--- WORK REQUIRED ---
Restate all of the entries exactly, dropping any pictures they hold.

--- DATA LISTING ---
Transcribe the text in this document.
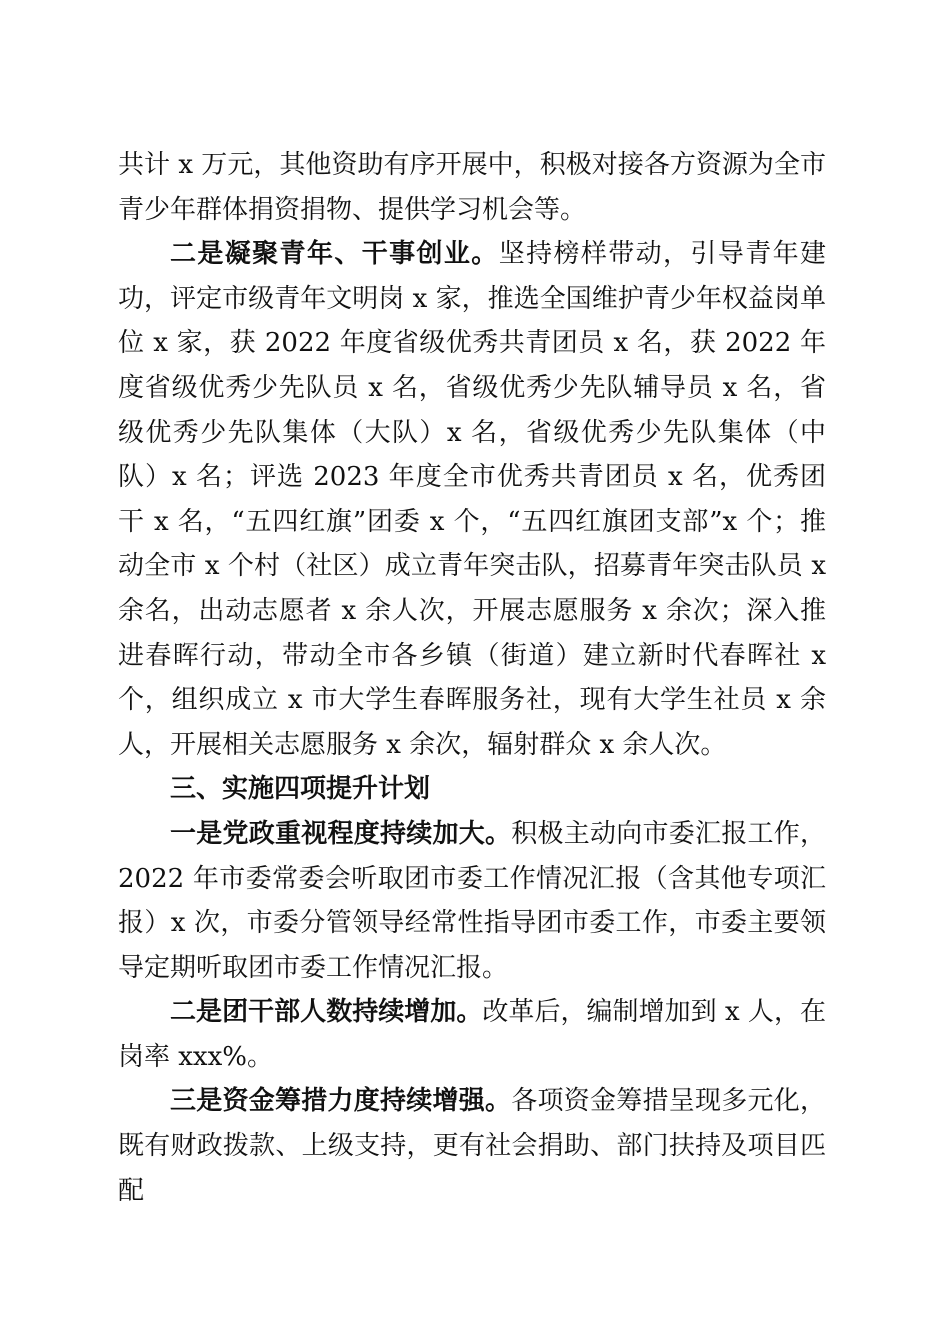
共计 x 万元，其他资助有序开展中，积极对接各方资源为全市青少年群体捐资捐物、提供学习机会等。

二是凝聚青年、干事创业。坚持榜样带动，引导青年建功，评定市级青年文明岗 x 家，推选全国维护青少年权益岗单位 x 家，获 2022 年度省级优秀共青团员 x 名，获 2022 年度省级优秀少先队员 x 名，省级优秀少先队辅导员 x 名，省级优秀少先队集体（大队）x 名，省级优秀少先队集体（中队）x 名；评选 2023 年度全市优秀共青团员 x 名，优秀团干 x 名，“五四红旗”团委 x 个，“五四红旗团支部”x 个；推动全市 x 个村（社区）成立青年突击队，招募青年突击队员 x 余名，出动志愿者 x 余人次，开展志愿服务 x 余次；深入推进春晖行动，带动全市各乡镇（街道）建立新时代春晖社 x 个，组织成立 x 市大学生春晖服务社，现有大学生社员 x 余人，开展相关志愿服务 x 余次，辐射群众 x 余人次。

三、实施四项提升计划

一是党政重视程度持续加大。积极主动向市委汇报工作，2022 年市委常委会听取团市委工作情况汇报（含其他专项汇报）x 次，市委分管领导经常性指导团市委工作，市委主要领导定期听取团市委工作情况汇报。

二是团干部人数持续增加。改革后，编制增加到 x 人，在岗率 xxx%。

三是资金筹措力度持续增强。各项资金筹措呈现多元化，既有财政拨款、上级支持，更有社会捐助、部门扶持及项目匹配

--- PROBLEM SOLUTION ---
Transcribe the text in this document.
共计 x 万元，其他资助有序开展中，积极对接各方资源为全市青少年群体捐资捐物、提供学习机会等。

二是凝聚青年、干事创业。坚持榜样带动，引导青年建功，评定市级青年文明岗 x 家，推选全国维护青少年权益岗单位 x 家，获 2022 年度省级优秀共青团员 x 名，获 2022 年度省级优秀少先队员 x 名，省级优秀少先队辅导员 x 名，省级优秀少先队集体（大队）x 名，省级优秀少先队集体（中队）x 名；评选 2023 年度全市优秀共青团员 x 名，优秀团干 x 名，“五四红旗”团委 x 个，“五四红旗团支部”x 个；推动全市 x 个村（社区）成立青年突击队，招募青年突击队员 x 余名，出动志愿者 x 余人次，开展志愿服务 x 余次；深入推进春晖行动，带动全市各乡镇（街道）建立新时代春晖社 x 个，组织成立 x 市大学生春晖服务社，现有大学生社员 x 余人，开展相关志愿服务 x 余次，辐射群众 x 余人次。

三、实施四项提升计划

一是党政重视程度持续加大。积极主动向市委汇报工作，2022 年市委常委会听取团市委工作情况汇报（含其他专项汇报）x 次，市委分管领导经常性指导团市委工作，市委主要领导定期听取团市委工作情况汇报。

二是团干部人数持续增加。改革后，编制增加到 x 人，在岗率 xxx%。

三是资金筹措力度持续增强。各项资金筹措呈现多元化，既有财政拨款、上级支持，更有社会捐助、部门扶持及项目匹配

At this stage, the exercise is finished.